[Saved entries]
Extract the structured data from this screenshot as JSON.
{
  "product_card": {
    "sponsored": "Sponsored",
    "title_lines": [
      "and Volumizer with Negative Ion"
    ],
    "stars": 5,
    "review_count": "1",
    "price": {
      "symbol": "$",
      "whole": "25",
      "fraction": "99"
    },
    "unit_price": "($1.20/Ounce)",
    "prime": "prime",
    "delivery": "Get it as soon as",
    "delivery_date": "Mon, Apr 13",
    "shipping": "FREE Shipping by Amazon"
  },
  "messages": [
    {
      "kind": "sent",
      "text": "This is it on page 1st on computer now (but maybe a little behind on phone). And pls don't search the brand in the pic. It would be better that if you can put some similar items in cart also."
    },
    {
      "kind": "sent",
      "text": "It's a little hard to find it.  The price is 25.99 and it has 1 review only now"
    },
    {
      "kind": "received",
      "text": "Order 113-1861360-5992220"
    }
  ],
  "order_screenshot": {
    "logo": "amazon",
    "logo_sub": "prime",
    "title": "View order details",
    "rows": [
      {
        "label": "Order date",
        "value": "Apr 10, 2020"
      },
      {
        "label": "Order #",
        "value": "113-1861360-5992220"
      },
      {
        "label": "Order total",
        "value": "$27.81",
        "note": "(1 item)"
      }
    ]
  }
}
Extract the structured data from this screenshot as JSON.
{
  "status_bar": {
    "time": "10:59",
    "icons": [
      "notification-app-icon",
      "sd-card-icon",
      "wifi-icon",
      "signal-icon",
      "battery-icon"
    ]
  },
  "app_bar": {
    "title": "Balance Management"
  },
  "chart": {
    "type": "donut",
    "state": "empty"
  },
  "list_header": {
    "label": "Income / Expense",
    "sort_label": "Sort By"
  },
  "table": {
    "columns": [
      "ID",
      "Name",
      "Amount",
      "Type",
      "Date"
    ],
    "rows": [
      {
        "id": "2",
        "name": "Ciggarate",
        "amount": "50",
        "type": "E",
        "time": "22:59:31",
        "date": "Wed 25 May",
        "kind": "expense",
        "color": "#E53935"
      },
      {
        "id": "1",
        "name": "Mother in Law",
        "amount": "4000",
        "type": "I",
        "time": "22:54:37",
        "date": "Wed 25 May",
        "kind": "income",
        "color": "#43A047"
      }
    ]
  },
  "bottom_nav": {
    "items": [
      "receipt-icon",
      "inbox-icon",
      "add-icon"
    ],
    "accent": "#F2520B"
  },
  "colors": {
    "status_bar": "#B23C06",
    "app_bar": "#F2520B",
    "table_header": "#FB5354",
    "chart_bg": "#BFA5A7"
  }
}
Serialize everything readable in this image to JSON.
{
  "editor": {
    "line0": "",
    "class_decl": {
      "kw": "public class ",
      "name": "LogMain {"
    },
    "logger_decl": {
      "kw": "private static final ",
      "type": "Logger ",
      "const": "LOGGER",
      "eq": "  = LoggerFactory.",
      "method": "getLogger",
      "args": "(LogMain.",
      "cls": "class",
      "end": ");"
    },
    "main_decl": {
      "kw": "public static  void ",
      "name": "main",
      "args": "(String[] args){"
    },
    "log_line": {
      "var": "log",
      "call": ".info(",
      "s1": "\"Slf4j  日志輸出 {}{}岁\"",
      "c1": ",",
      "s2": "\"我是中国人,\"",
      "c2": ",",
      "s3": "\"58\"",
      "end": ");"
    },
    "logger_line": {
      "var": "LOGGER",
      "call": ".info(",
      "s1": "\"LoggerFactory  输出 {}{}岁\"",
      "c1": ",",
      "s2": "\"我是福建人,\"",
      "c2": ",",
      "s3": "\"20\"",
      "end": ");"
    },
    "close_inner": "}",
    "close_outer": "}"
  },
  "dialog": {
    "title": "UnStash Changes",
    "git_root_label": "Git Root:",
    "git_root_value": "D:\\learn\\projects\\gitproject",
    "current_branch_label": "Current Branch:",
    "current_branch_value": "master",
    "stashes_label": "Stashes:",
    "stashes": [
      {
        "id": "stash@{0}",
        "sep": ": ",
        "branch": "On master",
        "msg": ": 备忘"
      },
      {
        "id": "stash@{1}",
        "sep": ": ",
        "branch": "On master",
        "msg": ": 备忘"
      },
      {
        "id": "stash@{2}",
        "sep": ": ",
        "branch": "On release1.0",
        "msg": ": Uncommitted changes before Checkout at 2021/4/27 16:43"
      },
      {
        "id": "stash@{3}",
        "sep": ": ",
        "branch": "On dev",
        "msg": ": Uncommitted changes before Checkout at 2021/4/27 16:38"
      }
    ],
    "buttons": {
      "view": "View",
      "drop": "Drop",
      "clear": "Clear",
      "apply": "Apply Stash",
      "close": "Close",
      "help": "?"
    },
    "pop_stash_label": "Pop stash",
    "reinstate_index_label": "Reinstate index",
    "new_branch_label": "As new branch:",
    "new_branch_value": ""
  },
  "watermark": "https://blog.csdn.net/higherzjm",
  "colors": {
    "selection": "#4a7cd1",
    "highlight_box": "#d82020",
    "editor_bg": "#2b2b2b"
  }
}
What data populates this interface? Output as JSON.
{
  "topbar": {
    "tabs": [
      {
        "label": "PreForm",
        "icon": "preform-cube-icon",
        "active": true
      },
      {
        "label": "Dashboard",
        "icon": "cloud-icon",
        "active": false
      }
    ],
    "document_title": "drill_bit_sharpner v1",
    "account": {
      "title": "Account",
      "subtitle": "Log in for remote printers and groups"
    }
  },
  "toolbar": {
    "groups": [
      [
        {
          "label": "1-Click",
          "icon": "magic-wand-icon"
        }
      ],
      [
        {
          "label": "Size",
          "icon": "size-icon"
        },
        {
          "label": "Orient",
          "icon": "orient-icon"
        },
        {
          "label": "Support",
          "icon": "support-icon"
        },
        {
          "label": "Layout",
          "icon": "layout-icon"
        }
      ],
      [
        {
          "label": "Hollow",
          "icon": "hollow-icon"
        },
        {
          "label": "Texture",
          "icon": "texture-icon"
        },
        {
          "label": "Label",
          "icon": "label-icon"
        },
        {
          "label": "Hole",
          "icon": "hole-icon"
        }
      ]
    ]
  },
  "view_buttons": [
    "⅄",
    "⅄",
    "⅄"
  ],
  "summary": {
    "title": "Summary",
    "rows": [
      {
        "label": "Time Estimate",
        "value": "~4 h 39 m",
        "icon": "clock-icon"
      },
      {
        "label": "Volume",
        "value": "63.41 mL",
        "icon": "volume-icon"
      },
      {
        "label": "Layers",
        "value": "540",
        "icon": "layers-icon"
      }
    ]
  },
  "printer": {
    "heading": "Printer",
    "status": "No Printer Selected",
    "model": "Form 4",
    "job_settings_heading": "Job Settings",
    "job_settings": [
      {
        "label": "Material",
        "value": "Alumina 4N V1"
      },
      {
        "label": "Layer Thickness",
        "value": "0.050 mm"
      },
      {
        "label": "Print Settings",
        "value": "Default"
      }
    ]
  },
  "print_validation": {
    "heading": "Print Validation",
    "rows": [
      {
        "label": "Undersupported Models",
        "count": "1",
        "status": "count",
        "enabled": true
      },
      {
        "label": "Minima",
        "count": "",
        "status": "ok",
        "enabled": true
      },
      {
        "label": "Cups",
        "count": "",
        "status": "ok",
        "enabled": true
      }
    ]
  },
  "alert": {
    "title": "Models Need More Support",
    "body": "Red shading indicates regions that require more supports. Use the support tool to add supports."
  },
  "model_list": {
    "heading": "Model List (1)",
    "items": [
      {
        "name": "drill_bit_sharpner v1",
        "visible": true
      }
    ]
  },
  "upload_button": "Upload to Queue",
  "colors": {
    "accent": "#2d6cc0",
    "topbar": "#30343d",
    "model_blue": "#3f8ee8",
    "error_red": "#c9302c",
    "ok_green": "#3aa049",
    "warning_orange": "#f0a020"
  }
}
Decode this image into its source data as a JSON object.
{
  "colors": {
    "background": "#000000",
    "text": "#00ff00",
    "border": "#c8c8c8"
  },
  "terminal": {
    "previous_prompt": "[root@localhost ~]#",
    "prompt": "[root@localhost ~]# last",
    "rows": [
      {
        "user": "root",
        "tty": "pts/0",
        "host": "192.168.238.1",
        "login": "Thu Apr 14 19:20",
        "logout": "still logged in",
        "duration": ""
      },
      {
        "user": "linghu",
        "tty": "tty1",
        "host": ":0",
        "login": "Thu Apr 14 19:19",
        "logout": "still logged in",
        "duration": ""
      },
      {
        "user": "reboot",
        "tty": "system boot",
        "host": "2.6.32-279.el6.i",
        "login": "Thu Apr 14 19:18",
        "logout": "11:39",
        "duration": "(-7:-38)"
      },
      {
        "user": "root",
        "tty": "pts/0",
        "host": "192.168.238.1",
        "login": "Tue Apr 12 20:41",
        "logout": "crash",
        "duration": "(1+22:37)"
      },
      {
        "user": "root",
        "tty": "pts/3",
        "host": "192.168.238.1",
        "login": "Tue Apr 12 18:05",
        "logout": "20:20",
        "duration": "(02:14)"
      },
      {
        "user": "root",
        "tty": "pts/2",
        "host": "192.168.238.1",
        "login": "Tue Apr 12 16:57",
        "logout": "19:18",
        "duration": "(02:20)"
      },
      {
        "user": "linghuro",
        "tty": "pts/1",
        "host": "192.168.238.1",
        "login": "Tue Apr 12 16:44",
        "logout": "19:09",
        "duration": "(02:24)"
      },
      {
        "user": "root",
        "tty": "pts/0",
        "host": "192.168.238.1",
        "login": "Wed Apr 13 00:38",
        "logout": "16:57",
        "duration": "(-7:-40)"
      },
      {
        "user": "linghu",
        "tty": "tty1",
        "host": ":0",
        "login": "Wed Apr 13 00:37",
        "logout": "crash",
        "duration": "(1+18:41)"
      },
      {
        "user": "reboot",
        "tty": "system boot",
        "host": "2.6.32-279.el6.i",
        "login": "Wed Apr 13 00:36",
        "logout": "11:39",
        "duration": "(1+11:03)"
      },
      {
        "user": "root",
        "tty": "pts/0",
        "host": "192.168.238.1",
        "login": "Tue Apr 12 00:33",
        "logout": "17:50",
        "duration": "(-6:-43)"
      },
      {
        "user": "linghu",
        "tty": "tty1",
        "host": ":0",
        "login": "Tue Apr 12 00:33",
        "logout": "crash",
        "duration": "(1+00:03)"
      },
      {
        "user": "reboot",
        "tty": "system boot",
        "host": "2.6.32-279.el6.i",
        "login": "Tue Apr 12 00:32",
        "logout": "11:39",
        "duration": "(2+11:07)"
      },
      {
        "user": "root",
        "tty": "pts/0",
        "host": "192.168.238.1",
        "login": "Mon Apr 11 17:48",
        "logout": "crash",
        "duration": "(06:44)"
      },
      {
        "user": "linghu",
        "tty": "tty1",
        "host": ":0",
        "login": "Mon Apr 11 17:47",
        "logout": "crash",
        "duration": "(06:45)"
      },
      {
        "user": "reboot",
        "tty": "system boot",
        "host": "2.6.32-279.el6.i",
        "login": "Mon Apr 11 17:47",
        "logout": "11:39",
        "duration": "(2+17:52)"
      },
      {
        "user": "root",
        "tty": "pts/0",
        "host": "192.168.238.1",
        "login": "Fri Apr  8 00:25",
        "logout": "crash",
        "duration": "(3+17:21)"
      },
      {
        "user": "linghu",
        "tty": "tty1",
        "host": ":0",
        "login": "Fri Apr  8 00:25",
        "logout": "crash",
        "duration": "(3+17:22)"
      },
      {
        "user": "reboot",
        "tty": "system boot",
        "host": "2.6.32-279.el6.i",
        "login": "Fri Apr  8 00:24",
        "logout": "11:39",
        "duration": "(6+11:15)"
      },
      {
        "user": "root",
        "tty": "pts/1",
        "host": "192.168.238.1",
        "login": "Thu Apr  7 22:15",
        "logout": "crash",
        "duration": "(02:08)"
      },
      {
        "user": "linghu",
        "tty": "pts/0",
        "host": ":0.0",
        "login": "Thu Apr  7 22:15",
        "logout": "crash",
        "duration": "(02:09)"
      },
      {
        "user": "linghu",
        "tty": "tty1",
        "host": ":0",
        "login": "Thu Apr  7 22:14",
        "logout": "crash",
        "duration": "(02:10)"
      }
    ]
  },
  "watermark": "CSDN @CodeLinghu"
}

# [Your instructions]
Scan the material above and determine how many lines include the word "little"; report only the number.

# [Exercise answer]
2